Task prompt
Once the pictures are set aside, transcribe each line of the data exactly.

[Items from a dataset]

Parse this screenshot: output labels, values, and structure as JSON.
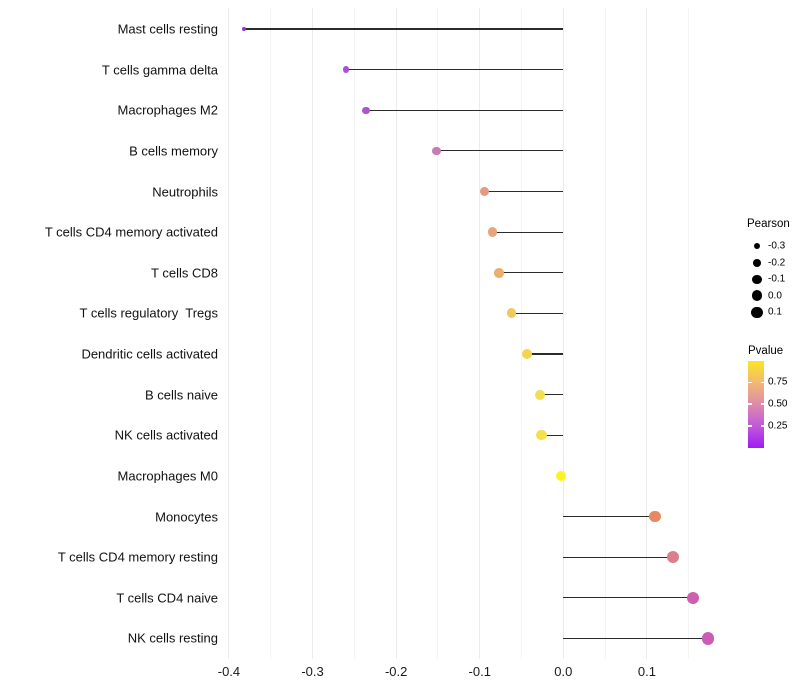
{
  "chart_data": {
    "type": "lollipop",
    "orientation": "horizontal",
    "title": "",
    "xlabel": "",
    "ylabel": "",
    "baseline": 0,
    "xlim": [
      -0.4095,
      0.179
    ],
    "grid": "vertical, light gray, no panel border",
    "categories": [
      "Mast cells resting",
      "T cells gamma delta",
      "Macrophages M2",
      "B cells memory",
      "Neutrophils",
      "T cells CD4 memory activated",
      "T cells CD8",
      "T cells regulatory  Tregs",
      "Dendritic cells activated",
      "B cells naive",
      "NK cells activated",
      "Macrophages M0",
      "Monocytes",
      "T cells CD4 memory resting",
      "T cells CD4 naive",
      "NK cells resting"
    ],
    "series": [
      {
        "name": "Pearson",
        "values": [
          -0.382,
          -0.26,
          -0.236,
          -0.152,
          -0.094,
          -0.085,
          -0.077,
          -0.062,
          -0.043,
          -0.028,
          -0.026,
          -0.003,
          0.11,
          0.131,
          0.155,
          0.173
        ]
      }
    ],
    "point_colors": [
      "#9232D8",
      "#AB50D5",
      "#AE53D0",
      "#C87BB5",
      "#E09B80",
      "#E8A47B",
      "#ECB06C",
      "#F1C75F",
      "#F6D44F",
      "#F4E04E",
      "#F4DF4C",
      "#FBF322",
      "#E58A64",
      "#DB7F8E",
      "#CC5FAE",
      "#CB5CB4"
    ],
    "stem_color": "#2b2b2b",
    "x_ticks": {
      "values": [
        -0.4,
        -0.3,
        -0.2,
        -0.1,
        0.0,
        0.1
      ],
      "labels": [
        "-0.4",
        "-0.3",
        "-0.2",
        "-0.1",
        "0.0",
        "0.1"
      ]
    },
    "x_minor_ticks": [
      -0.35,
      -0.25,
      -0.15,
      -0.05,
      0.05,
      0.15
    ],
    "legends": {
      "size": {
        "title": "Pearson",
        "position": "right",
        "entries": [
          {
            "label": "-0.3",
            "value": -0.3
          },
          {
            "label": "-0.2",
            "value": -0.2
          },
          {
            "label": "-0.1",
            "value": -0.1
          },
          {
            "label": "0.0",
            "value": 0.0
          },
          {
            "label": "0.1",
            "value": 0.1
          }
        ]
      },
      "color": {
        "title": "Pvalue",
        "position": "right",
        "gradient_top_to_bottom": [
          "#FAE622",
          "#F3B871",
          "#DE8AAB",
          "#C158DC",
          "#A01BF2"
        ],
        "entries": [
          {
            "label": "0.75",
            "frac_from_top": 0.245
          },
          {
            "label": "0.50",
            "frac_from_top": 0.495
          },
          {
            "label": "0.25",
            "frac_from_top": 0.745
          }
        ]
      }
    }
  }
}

Output
Parse this screenshot: output labels, values, and structure as JSON.
{
  "chart_data": {
    "type": "lollipop",
    "orientation": "horizontal",
    "title": "",
    "xlabel": "",
    "ylabel": "",
    "baseline": 0,
    "xlim": [
      -0.4095,
      0.179
    ],
    "grid": "vertical, light gray, no panel border",
    "categories": [
      "Mast cells resting",
      "T cells gamma delta",
      "Macrophages M2",
      "B cells memory",
      "Neutrophils",
      "T cells CD4 memory activated",
      "T cells CD8",
      "T cells regulatory  Tregs",
      "Dendritic cells activated",
      "B cells naive",
      "NK cells activated",
      "Macrophages M0",
      "Monocytes",
      "T cells CD4 memory resting",
      "T cells CD4 naive",
      "NK cells resting"
    ],
    "series": [
      {
        "name": "Pearson",
        "values": [
          -0.382,
          -0.26,
          -0.236,
          -0.152,
          -0.094,
          -0.085,
          -0.077,
          -0.062,
          -0.043,
          -0.028,
          -0.026,
          -0.003,
          0.11,
          0.131,
          0.155,
          0.173
        ]
      }
    ],
    "point_colors": [
      "#9232D8",
      "#AB50D5",
      "#AE53D0",
      "#C87BB5",
      "#E09B80",
      "#E8A47B",
      "#ECB06C",
      "#F1C75F",
      "#F6D44F",
      "#F4E04E",
      "#F4DF4C",
      "#FBF322",
      "#E58A64",
      "#DB7F8E",
      "#CC5FAE",
      "#CB5CB4"
    ],
    "stem_color": "#2b2b2b",
    "x_ticks": {
      "values": [
        -0.4,
        -0.3,
        -0.2,
        -0.1,
        0.0,
        0.1
      ],
      "labels": [
        "-0.4",
        "-0.3",
        "-0.2",
        "-0.1",
        "0.0",
        "0.1"
      ]
    },
    "x_minor_ticks": [
      -0.35,
      -0.25,
      -0.15,
      -0.05,
      0.05,
      0.15
    ],
    "legends": {
      "size": {
        "title": "Pearson",
        "position": "right",
        "entries": [
          {
            "label": "-0.3",
            "value": -0.3
          },
          {
            "label": "-0.2",
            "value": -0.2
          },
          {
            "label": "-0.1",
            "value": -0.1
          },
          {
            "label": "0.0",
            "value": 0.0
          },
          {
            "label": "0.1",
            "value": 0.1
          }
        ]
      },
      "color": {
        "title": "Pvalue",
        "position": "right",
        "gradient_top_to_bottom": [
          "#FAE622",
          "#F3B871",
          "#DE8AAB",
          "#C158DC",
          "#A01BF2"
        ],
        "entries": [
          {
            "label": "0.75",
            "frac_from_top": 0.245
          },
          {
            "label": "0.50",
            "frac_from_top": 0.495
          },
          {
            "label": "0.25",
            "frac_from_top": 0.745
          }
        ]
      }
    }
  }
}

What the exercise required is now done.